## START Material provided

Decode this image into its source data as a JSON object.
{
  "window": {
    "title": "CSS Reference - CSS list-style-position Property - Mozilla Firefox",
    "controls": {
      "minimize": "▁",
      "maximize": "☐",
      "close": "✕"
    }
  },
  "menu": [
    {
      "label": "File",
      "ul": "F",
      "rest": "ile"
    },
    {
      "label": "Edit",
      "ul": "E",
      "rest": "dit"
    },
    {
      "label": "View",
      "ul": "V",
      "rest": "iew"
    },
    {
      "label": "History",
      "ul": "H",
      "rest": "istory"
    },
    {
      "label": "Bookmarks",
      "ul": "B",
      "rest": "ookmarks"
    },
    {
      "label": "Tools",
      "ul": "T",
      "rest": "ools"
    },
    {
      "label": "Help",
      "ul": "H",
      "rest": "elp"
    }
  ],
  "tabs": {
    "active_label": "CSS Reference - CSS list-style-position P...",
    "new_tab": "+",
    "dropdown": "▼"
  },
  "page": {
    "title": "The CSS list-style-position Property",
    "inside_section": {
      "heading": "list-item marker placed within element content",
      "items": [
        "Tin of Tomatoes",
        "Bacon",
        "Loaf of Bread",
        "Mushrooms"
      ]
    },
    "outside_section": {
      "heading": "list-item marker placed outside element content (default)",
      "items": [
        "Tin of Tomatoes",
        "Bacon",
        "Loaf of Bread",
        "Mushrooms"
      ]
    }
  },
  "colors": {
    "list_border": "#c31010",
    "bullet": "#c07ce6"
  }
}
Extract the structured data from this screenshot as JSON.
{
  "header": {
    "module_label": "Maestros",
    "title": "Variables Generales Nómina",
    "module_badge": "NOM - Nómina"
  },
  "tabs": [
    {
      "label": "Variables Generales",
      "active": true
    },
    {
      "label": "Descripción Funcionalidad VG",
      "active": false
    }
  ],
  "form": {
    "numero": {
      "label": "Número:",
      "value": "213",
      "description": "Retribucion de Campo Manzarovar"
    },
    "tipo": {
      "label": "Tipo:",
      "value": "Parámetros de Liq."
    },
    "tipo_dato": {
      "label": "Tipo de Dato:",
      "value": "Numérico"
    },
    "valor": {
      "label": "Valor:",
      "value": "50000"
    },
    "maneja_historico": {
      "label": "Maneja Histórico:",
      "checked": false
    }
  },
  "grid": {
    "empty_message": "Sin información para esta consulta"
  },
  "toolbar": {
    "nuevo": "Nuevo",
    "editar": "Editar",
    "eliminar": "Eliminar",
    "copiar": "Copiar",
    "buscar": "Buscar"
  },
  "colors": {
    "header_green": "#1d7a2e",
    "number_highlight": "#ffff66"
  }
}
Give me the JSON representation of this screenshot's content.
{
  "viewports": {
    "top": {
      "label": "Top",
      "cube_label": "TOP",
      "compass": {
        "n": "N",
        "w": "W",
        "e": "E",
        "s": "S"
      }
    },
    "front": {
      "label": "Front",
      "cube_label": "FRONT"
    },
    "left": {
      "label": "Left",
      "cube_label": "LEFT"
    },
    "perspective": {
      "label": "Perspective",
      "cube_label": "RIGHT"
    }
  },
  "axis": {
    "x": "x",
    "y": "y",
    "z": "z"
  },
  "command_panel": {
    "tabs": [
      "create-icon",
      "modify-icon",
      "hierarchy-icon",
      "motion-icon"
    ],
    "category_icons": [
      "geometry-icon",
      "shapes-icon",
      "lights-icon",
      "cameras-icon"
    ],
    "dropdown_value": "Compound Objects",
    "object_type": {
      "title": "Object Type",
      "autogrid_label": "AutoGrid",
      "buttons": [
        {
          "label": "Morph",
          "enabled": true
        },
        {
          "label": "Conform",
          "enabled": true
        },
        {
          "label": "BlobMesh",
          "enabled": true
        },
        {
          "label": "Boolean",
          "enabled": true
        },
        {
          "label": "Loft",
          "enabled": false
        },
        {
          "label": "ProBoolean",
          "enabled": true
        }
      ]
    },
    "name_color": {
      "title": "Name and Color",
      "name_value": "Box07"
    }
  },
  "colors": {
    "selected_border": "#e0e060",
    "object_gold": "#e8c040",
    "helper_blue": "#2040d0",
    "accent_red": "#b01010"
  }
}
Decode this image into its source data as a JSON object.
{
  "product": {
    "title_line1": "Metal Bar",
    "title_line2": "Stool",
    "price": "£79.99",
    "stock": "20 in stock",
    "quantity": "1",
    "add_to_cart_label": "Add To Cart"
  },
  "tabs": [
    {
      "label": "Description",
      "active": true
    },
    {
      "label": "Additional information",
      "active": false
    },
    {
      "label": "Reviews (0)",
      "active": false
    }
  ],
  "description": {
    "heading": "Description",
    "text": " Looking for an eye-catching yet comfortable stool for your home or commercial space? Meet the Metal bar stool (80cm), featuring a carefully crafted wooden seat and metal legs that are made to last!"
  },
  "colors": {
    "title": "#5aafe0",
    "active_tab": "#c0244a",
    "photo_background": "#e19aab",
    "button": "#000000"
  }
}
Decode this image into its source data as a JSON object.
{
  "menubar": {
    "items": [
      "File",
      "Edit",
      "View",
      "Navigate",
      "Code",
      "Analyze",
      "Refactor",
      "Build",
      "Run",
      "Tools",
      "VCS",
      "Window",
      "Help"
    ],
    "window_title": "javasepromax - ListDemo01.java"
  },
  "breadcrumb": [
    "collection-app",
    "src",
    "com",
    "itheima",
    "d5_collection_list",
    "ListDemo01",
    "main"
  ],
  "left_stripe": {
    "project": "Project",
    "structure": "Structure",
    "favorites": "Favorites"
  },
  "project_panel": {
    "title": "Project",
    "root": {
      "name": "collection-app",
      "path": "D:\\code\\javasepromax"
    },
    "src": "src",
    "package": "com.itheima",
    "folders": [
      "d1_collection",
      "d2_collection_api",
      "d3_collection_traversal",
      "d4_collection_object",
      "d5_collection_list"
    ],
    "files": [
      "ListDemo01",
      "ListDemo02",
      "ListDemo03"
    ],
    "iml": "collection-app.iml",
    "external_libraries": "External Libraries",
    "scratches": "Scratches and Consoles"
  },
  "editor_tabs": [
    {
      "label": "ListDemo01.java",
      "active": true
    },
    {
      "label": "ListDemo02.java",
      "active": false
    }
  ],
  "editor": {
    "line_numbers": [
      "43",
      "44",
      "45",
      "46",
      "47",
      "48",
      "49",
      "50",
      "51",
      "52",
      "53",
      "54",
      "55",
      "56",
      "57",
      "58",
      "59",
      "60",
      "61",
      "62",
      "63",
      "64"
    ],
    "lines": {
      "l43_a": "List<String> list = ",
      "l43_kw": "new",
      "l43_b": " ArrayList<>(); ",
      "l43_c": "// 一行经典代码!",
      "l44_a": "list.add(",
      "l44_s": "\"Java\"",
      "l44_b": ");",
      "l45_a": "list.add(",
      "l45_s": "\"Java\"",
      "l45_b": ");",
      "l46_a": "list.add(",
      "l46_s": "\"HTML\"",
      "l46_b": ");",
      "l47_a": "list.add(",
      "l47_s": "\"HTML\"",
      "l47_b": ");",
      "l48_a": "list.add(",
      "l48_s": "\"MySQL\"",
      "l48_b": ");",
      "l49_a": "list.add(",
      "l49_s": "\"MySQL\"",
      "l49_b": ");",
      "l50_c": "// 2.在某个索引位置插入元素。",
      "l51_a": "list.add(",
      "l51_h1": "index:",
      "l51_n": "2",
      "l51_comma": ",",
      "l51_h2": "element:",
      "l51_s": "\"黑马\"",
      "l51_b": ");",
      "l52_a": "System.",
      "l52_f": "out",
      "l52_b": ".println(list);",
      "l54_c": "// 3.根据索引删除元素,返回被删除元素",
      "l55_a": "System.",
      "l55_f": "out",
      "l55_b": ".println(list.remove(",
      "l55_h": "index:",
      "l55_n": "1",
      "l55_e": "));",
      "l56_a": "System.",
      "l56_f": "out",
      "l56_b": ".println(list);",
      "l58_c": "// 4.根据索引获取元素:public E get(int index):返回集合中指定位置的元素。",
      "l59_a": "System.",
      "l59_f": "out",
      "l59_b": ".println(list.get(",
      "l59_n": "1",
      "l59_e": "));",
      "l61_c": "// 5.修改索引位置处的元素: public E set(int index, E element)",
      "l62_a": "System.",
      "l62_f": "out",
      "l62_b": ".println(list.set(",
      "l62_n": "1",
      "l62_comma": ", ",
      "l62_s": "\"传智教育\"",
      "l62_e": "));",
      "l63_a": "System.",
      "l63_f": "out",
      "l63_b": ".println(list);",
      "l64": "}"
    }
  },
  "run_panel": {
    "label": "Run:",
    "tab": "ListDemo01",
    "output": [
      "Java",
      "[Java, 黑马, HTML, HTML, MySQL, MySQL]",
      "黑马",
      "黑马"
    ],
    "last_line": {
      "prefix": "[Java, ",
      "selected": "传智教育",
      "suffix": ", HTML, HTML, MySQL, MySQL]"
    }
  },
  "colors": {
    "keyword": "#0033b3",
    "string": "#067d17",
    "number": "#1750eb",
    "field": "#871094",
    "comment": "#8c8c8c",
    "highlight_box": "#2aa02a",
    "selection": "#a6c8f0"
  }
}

## END Material provided

* [Given task]
Where a line above includes "javasepromax", copy that line.

* [Right answer]
    "window_title": "javasepromax - ListDemo01.java"
      "path": "D:\\code\\javasepromax"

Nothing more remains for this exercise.